| Work to complete |
Every entry must be given again exactly.

| Data shown |
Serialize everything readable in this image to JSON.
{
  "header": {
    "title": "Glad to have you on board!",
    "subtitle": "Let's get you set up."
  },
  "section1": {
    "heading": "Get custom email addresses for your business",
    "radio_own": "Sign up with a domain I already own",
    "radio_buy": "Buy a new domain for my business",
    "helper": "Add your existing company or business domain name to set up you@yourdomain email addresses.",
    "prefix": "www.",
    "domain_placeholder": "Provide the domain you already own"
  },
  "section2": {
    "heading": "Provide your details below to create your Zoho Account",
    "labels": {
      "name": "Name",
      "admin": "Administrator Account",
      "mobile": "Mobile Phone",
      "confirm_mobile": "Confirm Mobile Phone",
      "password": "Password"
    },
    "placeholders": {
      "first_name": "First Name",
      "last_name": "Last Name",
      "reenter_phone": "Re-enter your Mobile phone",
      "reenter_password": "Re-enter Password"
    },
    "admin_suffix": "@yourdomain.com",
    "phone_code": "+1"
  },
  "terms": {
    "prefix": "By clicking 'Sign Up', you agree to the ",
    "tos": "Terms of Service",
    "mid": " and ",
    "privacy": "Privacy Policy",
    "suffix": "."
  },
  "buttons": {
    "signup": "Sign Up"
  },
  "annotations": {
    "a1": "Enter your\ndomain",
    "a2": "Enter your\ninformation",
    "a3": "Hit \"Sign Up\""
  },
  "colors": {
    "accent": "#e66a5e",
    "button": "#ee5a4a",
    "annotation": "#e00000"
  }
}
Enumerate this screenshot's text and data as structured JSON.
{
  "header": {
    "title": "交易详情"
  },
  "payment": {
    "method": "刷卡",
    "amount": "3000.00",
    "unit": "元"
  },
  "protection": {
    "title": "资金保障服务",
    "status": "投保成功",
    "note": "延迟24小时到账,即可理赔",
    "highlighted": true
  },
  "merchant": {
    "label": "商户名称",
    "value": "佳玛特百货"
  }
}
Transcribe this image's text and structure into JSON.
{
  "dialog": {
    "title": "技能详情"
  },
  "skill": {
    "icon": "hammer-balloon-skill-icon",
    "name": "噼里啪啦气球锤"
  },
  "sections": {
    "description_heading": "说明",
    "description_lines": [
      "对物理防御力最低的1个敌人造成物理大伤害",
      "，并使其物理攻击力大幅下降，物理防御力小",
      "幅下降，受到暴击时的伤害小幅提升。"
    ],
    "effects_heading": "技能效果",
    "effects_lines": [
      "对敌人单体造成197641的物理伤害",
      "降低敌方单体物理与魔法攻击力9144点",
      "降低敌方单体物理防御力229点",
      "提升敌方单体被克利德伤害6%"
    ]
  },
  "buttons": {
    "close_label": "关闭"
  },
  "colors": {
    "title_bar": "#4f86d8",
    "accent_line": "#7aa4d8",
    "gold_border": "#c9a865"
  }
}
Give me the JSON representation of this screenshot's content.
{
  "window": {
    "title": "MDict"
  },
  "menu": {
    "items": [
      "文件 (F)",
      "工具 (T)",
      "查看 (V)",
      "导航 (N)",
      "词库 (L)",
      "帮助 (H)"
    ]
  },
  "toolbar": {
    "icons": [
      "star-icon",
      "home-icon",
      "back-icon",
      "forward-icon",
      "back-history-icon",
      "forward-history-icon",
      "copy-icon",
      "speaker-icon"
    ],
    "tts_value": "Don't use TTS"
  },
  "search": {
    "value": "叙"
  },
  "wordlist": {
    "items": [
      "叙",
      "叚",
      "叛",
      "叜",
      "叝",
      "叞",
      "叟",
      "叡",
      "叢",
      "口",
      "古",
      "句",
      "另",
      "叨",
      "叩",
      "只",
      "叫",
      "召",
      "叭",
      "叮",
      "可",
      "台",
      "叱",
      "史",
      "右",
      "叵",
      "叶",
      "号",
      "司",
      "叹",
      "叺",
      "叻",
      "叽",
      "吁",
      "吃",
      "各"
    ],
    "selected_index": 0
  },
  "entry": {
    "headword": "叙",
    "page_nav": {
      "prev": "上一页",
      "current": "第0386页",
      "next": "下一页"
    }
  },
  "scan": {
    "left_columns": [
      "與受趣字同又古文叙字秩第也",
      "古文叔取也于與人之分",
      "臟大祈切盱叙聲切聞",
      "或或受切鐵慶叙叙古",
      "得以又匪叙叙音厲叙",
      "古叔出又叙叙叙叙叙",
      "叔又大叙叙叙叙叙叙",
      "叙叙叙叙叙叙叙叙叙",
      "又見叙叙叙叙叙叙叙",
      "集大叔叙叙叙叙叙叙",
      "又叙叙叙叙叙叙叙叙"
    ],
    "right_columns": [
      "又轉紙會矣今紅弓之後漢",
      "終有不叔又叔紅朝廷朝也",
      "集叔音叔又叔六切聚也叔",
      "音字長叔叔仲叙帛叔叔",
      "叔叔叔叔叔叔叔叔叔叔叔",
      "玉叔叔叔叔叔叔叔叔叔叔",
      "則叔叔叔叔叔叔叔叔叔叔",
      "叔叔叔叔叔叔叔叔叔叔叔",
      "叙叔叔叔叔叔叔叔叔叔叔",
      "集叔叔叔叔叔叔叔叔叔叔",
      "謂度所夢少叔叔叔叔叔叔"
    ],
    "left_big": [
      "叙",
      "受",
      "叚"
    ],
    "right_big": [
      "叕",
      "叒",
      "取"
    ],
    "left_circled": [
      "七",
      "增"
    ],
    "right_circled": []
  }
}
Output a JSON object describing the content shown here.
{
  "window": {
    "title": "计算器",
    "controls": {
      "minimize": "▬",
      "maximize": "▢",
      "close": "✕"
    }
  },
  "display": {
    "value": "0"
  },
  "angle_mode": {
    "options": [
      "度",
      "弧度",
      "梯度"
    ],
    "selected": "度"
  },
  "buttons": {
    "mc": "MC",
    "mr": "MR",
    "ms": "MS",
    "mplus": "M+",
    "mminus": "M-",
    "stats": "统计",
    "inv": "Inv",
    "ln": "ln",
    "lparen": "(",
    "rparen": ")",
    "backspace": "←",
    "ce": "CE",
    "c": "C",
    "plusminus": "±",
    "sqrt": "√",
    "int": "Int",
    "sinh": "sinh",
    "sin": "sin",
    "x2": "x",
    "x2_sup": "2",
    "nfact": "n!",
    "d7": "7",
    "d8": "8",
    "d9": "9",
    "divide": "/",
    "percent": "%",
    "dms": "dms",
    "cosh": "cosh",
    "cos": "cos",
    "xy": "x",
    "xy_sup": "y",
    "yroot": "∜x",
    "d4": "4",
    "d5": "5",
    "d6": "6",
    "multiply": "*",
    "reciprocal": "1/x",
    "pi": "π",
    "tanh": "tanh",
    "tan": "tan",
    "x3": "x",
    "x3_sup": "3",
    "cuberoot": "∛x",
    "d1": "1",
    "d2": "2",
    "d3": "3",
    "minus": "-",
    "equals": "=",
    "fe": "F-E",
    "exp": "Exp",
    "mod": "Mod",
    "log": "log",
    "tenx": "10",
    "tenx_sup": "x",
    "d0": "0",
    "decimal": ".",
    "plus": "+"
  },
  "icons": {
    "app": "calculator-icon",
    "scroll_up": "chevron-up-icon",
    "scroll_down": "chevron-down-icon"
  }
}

| Final result |
Serialize everything readable in this image to JSON.
{
  "header": {
    "title": "Glad to have you on board!",
    "subtitle": "Let's get you set up."
  },
  "section1": {
    "heading": "Get custom email addresses for your business",
    "radio_own": "Sign up with a domain I already own",
    "radio_buy": "Buy a new domain for my business",
    "helper": "Add your existing company or business domain name to set up you@yourdomain email addresses.",
    "prefix": "www.",
    "domain_placeholder": "Provide the domain you already own"
  },
  "section2": {
    "heading": "Provide your details below to create your Zoho Account",
    "labels": {
      "name": "Name",
      "admin": "Administrator Account",
      "mobile": "Mobile Phone",
      "confirm_mobile": "Confirm Mobile Phone",
      "password": "Password"
    },
    "placeholders": {
      "first_name": "First Name",
      "last_name": "Last Name",
      "reenter_phone": "Re-enter your Mobile phone",
      "reenter_password": "Re-enter Password"
    },
    "admin_suffix": "@yourdomain.com",
    "phone_code": "+1"
  },
  "terms": {
    "prefix": "By clicking 'Sign Up', you agree to the ",
    "tos": "Terms of Service",
    "mid": " and ",
    "privacy": "Privacy Policy",
    "suffix": "."
  },
  "buttons": {
    "signup": "Sign Up"
  },
  "annotations": {
    "a1": "Enter your\ndomain",
    "a2": "Enter your\ninformation",
    "a3": "Hit \"Sign Up\""
  },
  "colors": {
    "accent": "#e66a5e",
    "button": "#ee5a4a",
    "annotation": "#e00000"
  }
}
Enumerate this screenshot's text and data as structured JSON.
{
  "header": {
    "title": "交易详情"
  },
  "payment": {
    "method": "刷卡",
    "amount": "3000.00",
    "unit": "元"
  },
  "protection": {
    "title": "资金保障服务",
    "status": "投保成功",
    "note": "延迟24小时到账,即可理赔",
    "highlighted": true
  },
  "merchant": {
    "label": "商户名称",
    "value": "佳玛特百货"
  }
}
Transcribe this image's text and structure into JSON.
{
  "dialog": {
    "title": "技能详情"
  },
  "skill": {
    "icon": "hammer-balloon-skill-icon",
    "name": "噼里啪啦气球锤"
  },
  "sections": {
    "description_heading": "说明",
    "description_lines": [
      "对物理防御力最低的1个敌人造成物理大伤害",
      "，并使其物理攻击力大幅下降，物理防御力小",
      "幅下降，受到暴击时的伤害小幅提升。"
    ],
    "effects_heading": "技能效果",
    "effects_lines": [
      "对敌人单体造成197641的物理伤害",
      "降低敌方单体物理与魔法攻击力9144点",
      "降低敌方单体物理防御力229点",
      "提升敌方单体被克利德伤害6%"
    ]
  },
  "buttons": {
    "close_label": "关闭"
  },
  "colors": {
    "title_bar": "#4f86d8",
    "accent_line": "#7aa4d8",
    "gold_border": "#c9a865"
  }
}
Give me the JSON representation of this screenshot's content.
{
  "window": {
    "title": "MDict"
  },
  "menu": {
    "items": [
      "文件 (F)",
      "工具 (T)",
      "查看 (V)",
      "导航 (N)",
      "词库 (L)",
      "帮助 (H)"
    ]
  },
  "toolbar": {
    "icons": [
      "star-icon",
      "home-icon",
      "back-icon",
      "forward-icon",
      "back-history-icon",
      "forward-history-icon",
      "copy-icon",
      "speaker-icon"
    ],
    "tts_value": "Don't use TTS"
  },
  "search": {
    "value": "叙"
  },
  "wordlist": {
    "items": [
      "叙",
      "叚",
      "叛",
      "叜",
      "叝",
      "叞",
      "叟",
      "叡",
      "叢",
      "口",
      "古",
      "句",
      "另",
      "叨",
      "叩",
      "只",
      "叫",
      "召",
      "叭",
      "叮",
      "可",
      "台",
      "叱",
      "史",
      "右",
      "叵",
      "叶",
      "号",
      "司",
      "叹",
      "叺",
      "叻",
      "叽",
      "吁",
      "吃",
      "各"
    ],
    "selected_index": 0
  },
  "entry": {
    "headword": "叙",
    "page_nav": {
      "prev": "上一页",
      "current": "第0386页",
      "next": "下一页"
    }
  },
  "scan": {
    "left_columns": [
      "與受趣字同又古文叙字秩第也",
      "古文叔取也于與人之分",
      "臟大祈切盱叙聲切聞",
      "或或受切鐵慶叙叙古",
      "得以又匪叙叙音厲叙",
      "古叔出又叙叙叙叙叙",
      "叔又大叙叙叙叙叙叙",
      "叙叙叙叙叙叙叙叙叙",
      "又見叙叙叙叙叙叙叙",
      "集大叔叙叙叙叙叙叙",
      "又叙叙叙叙叙叙叙叙"
    ],
    "right_columns": [
      "又轉紙會矣今紅弓之後漢",
      "終有不叔又叔紅朝廷朝也",
      "集叔音叔又叔六切聚也叔",
      "音字長叔叔仲叙帛叔叔",
      "叔叔叔叔叔叔叔叔叔叔叔",
      "玉叔叔叔叔叔叔叔叔叔叔",
      "則叔叔叔叔叔叔叔叔叔叔",
      "叔叔叔叔叔叔叔叔叔叔叔",
      "叙叔叔叔叔叔叔叔叔叔叔",
      "集叔叔叔叔叔叔叔叔叔叔",
      "謂度所夢少叔叔叔叔叔叔"
    ],
    "left_big": [
      "叙",
      "受",
      "叚"
    ],
    "right_big": [
      "叕",
      "叒",
      "取"
    ],
    "left_circled": [
      "七",
      "增"
    ],
    "right_circled": []
  }
}
Output a JSON object describing the content shown here.
{
  "window": {
    "title": "计算器",
    "controls": {
      "minimize": "▬",
      "maximize": "▢",
      "close": "✕"
    }
  },
  "display": {
    "value": "0"
  },
  "angle_mode": {
    "options": [
      "度",
      "弧度",
      "梯度"
    ],
    "selected": "度"
  },
  "buttons": {
    "mc": "MC",
    "mr": "MR",
    "ms": "MS",
    "mplus": "M+",
    "mminus": "M-",
    "stats": "统计",
    "inv": "Inv",
    "ln": "ln",
    "lparen": "(",
    "rparen": ")",
    "backspace": "←",
    "ce": "CE",
    "c": "C",
    "plusminus": "±",
    "sqrt": "√",
    "int": "Int",
    "sinh": "sinh",
    "sin": "sin",
    "x2": "x",
    "x2_sup": "2",
    "nfact": "n!",
    "d7": "7",
    "d8": "8",
    "d9": "9",
    "divide": "/",
    "percent": "%",
    "dms": "dms",
    "cosh": "cosh",
    "cos": "cos",
    "xy": "x",
    "xy_sup": "y",
    "yroot": "∜x",
    "d4": "4",
    "d5": "5",
    "d6": "6",
    "multiply": "*",
    "reciprocal": "1/x",
    "pi": "π",
    "tanh": "tanh",
    "tan": "tan",
    "x3": "x",
    "x3_sup": "3",
    "cuberoot": "∛x",
    "d1": "1",
    "d2": "2",
    "d3": "3",
    "minus": "-",
    "equals": "=",
    "fe": "F-E",
    "exp": "Exp",
    "mod": "Mod",
    "log": "log",
    "tenx": "10",
    "tenx_sup": "x",
    "d0": "0",
    "decimal": ".",
    "plus": "+"
  },
  "icons": {
    "app": "calculator-icon",
    "scroll_up": "chevron-up-icon",
    "scroll_down": "chevron-down-icon"
  }
}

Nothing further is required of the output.